(Some records)
#####

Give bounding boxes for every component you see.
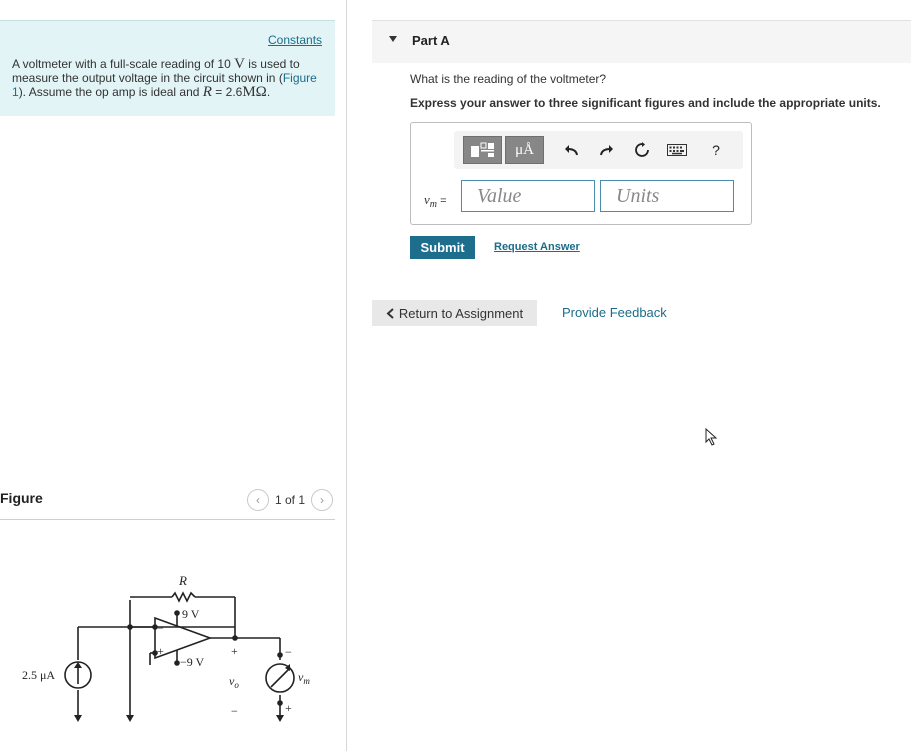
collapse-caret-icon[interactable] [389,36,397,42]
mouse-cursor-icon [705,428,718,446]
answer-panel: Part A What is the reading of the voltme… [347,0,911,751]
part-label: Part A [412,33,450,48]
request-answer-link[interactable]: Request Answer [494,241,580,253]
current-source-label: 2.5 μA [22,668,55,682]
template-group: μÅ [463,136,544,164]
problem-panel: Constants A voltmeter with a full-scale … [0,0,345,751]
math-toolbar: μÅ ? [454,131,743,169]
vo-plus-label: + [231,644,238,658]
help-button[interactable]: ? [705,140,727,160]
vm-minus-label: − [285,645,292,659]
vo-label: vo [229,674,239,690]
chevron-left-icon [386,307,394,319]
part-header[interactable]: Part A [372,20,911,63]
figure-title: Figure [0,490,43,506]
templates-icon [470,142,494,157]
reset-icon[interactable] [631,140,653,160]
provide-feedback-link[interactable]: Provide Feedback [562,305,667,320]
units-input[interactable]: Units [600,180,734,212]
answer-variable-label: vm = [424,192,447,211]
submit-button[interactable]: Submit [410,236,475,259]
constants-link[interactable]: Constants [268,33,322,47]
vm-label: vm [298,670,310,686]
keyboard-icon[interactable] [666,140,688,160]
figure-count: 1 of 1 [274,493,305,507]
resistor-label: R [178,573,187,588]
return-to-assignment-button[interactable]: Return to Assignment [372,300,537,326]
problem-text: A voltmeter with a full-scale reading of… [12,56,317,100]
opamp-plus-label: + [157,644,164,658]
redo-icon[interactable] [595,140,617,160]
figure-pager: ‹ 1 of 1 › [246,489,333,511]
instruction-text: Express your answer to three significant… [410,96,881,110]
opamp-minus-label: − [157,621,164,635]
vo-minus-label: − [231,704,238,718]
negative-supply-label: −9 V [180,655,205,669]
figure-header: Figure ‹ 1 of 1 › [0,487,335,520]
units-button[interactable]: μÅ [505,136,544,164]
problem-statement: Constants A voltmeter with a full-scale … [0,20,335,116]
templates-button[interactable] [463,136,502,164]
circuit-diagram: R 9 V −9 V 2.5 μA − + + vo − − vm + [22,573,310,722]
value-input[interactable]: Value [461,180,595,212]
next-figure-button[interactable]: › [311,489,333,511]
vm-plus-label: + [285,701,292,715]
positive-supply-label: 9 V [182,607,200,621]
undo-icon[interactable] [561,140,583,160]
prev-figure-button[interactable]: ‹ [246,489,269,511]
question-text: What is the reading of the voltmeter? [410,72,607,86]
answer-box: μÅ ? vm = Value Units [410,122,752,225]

#####

▶ GIVEN REQUEST: Reproduce the lines from the entries verbatim, starting at the line containing "collapse-caret-icon[interactable] [389,36,397,42]" and ending at the line containing "figure-pager: ‹ 1 of 1 › [246,489,333,511]".

▶ ANSWER FOR THE TASK:
collapse-caret-icon[interactable] [389,36,397,42]
mouse-cursor-icon [705,428,718,446]
answer-panel: Part A What is the reading of the voltme… [347,0,911,751]
part-label: Part A [412,33,450,48]
request-answer-link[interactable]: Request Answer [494,241,580,253]
current-source-label: 2.5 μA [22,668,55,682]
template-group: μÅ [463,136,544,164]
problem-panel: Constants A voltmeter with a full-scale … [0,0,345,751]
math-toolbar: μÅ ? [454,131,743,169]
vo-plus-label: + [231,644,238,658]
help-button[interactable]: ? [705,140,727,160]
vm-minus-label: − [285,645,292,659]
vo-label: vo [229,674,239,690]
chevron-left-icon [386,307,394,319]
part-header[interactable]: Part A [372,20,911,63]
figure-title: Figure [0,490,43,506]
templates-icon [470,142,494,157]
reset-icon[interactable] [631,140,653,160]
provide-feedback-link[interactable]: Provide Feedback [562,305,667,320]
units-input[interactable]: Units [600,180,734,212]
answer-variable-label: vm = [424,192,447,211]
submit-button[interactable]: Submit [410,236,475,259]
constants-link[interactable]: Constants [268,33,322,47]
vm-label: vm [298,670,310,686]
keyboard-icon[interactable] [666,140,688,160]
figure-count: 1 of 1 [274,493,305,507]
resistor-label: R [178,573,187,588]
return-to-assignment-button[interactable]: Return to Assignment [372,300,537,326]
problem-text: A voltmeter with a full-scale reading of… [12,56,317,100]
opamp-plus-label: + [157,644,164,658]
redo-icon[interactable] [595,140,617,160]
figure-pager: ‹ 1 of 1 › [246,489,333,511]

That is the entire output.